> _WHAT YOU ARE ASKED TO DO_:
Lines containing the word "color" are to be counted; state their number and nothing further.

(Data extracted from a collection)
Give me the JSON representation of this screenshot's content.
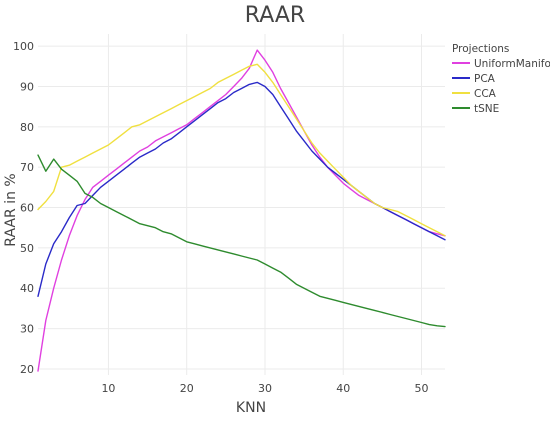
{
  "chart_data": {
    "type": "line",
    "title": "RAAR",
    "xlabel": "KNN",
    "ylabel": "RAAR in %",
    "legend_title": "Projections",
    "legend_position": "top-right",
    "grid": true,
    "xlim": [
      1,
      53
    ],
    "ylim": [
      18.5,
      103
    ],
    "x_ticks": [
      10,
      20,
      30,
      40,
      50
    ],
    "y_ticks": [
      20,
      30,
      40,
      50,
      60,
      70,
      80,
      90,
      100
    ],
    "x": [
      1,
      2,
      3,
      4,
      5,
      6,
      7,
      8,
      9,
      10,
      11,
      12,
      13,
      14,
      15,
      16,
      17,
      18,
      19,
      20,
      21,
      22,
      23,
      24,
      25,
      26,
      27,
      28,
      29,
      30,
      31,
      32,
      33,
      34,
      35,
      36,
      37,
      38,
      39,
      40,
      41,
      42,
      43,
      44,
      45,
      46,
      47,
      48,
      49,
      50,
      51,
      52,
      53
    ],
    "series": [
      {
        "name": "UniformManifold",
        "color": "#e040e0",
        "values": [
          19.5,
          32,
          40,
          47,
          53,
          58,
          62,
          65,
          66.5,
          68,
          69.5,
          71,
          72.5,
          74,
          75,
          76.5,
          77.5,
          78.5,
          79.5,
          80.5,
          82,
          83.5,
          85,
          86.5,
          88,
          90,
          92,
          94.5,
          99,
          96.5,
          93.5,
          89.5,
          86,
          82.5,
          79,
          75.5,
          72.5,
          70,
          68,
          66,
          64.5,
          63,
          62,
          61,
          60,
          59,
          58,
          57,
          56,
          55,
          54,
          53.5,
          53
        ]
      },
      {
        "name": "PCA",
        "color": "#2a2ac8",
        "values": [
          38,
          46,
          51,
          54,
          57.5,
          60.5,
          61,
          63,
          65,
          66.5,
          68,
          69.5,
          71,
          72.5,
          73.5,
          74.5,
          76,
          77,
          78.5,
          80,
          81.5,
          83,
          84.5,
          86,
          87,
          88.5,
          89.5,
          90.5,
          91,
          90,
          88,
          85,
          82,
          79,
          76.5,
          74,
          72,
          70,
          68.5,
          67,
          65.5,
          64,
          62.5,
          61,
          60,
          59,
          58,
          57,
          56,
          55,
          54,
          53,
          52
        ]
      },
      {
        "name": "CCA",
        "color": "#f0e040",
        "values": [
          59.5,
          61.5,
          64,
          70,
          70.5,
          71.5,
          72.5,
          73.5,
          74.5,
          75.5,
          77,
          78.5,
          80,
          80.5,
          81.5,
          82.5,
          83.5,
          84.5,
          85.5,
          86.5,
          87.5,
          88.5,
          89.5,
          91,
          92,
          93,
          94,
          95,
          95.5,
          93.5,
          91,
          88,
          85,
          82,
          79,
          76,
          73.5,
          71.5,
          69.5,
          67.5,
          65.5,
          64,
          62.5,
          61,
          60,
          59.5,
          59,
          58,
          57,
          56,
          55,
          54,
          53
        ]
      },
      {
        "name": "tSNE",
        "color": "#2e8b2e",
        "values": [
          73,
          69,
          72,
          69.5,
          68,
          66.5,
          63.5,
          62.5,
          61,
          60,
          59,
          58,
          57,
          56,
          55.5,
          55,
          54,
          53.5,
          52.5,
          51.5,
          51,
          50.5,
          50,
          49.5,
          49,
          48.5,
          48,
          47.5,
          47,
          46,
          45,
          44,
          42.5,
          41,
          40,
          39,
          38,
          37.5,
          37,
          36.5,
          36,
          35.5,
          35,
          34.5,
          34,
          33.5,
          33,
          32.5,
          32,
          31.5,
          31,
          30.7,
          30.5
        ]
      }
    ]
  }
}
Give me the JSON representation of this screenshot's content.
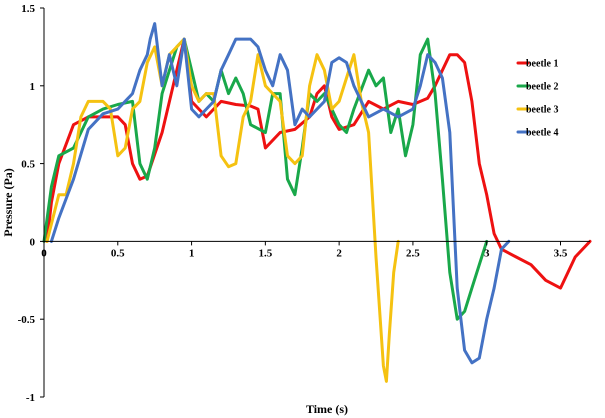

> _ANSWER TO THIS TASK_:
4